Exercise prompt =
Below is a block of records; return all of them exactly, but without the images.

Available data =
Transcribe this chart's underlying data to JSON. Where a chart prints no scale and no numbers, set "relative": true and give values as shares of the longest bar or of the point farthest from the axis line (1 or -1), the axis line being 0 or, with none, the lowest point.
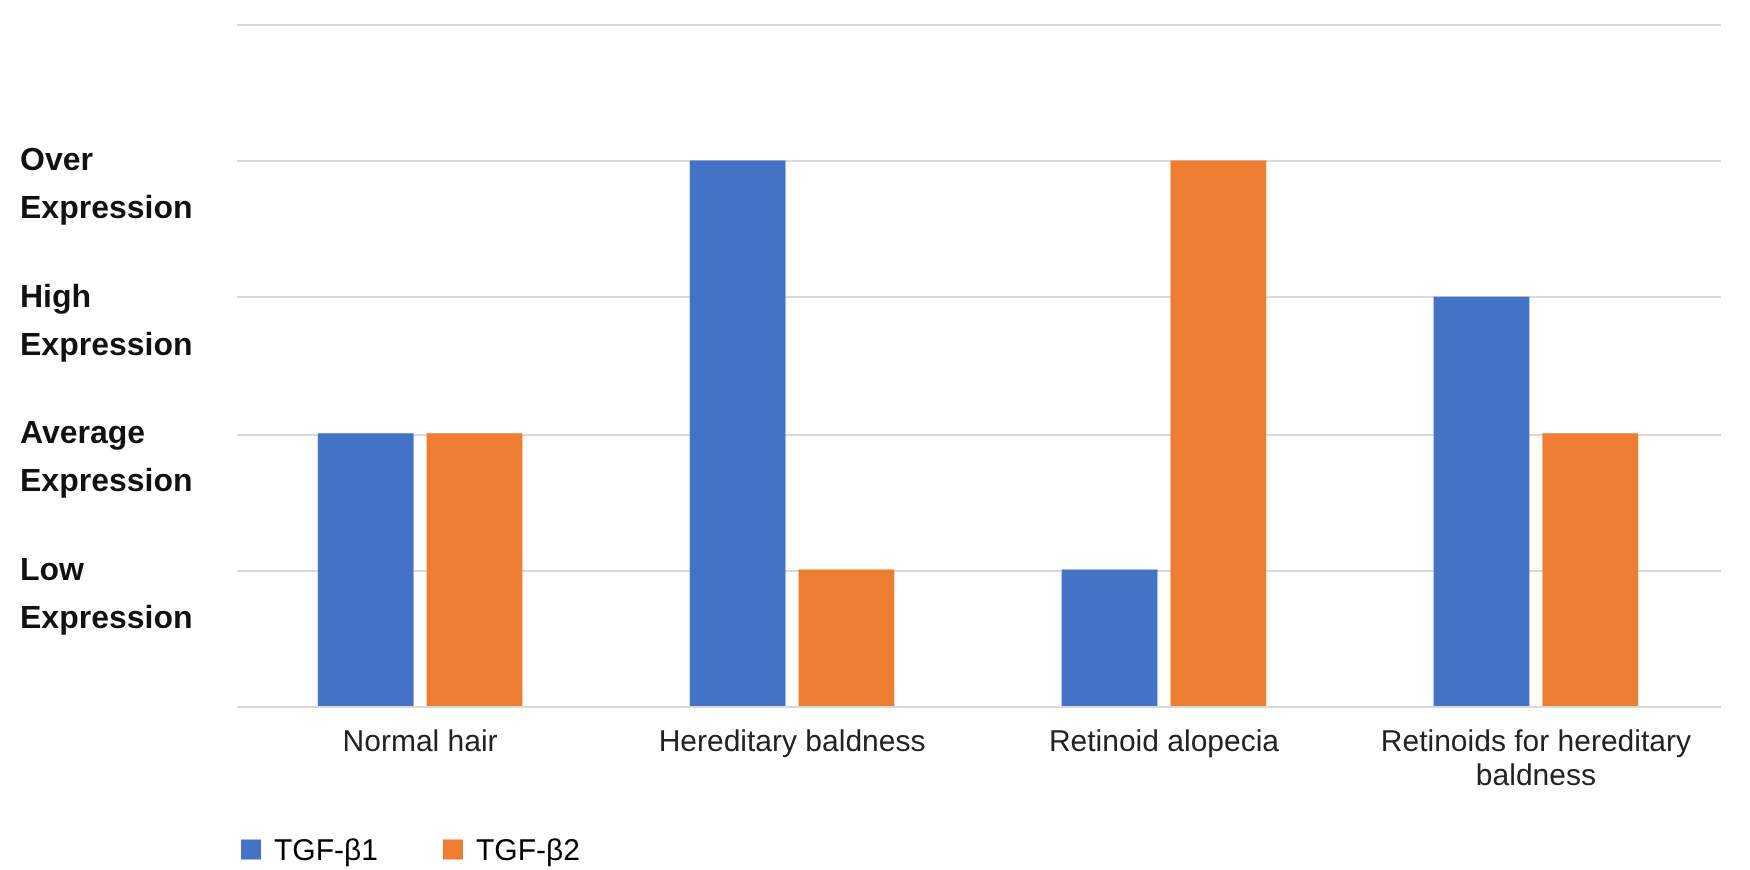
{
  "chart_data": {
    "type": "bar",
    "categories": [
      "Normal hair",
      "Hereditary baldness",
      "Retinoid alopecia",
      "Retinoids for hereditary baldness"
    ],
    "series": [
      {
        "name": "TGF-β1",
        "color": "#4472c4",
        "values": [
          0.5,
          1,
          0.25,
          0.75
        ]
      },
      {
        "name": "TGF-β2",
        "color": "#ed7d31",
        "values": [
          0.5,
          0.25,
          1,
          0.5
        ]
      }
    ],
    "relative": true,
    "annotations": [
      "Low Expression",
      "Average Expression",
      "High Expression",
      "Over Expression"
    ],
    "grid": "y",
    "legend": "bottom"
  }
}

Output of the task =
Transcribe this chart's underlying data to JSON. Where a chart prints no scale and no numbers, set "relative": true and give values as shares of the longest bar or of the point farthest from the axis line (1 or -1), the axis line being 0 or, with none, the lowest point.
{
  "chart_data": {
    "type": "bar",
    "categories": [
      "Normal hair",
      "Hereditary baldness",
      "Retinoid alopecia",
      "Retinoids for hereditary baldness"
    ],
    "series": [
      {
        "name": "TGF-β1",
        "color": "#4472c4",
        "values": [
          0.5,
          1,
          0.25,
          0.75
        ]
      },
      {
        "name": "TGF-β2",
        "color": "#ed7d31",
        "values": [
          0.5,
          0.25,
          1,
          0.5
        ]
      }
    ],
    "relative": true,
    "annotations": [
      "Low Expression",
      "Average Expression",
      "High Expression",
      "Over Expression"
    ],
    "grid": "y",
    "legend": "bottom"
  }
}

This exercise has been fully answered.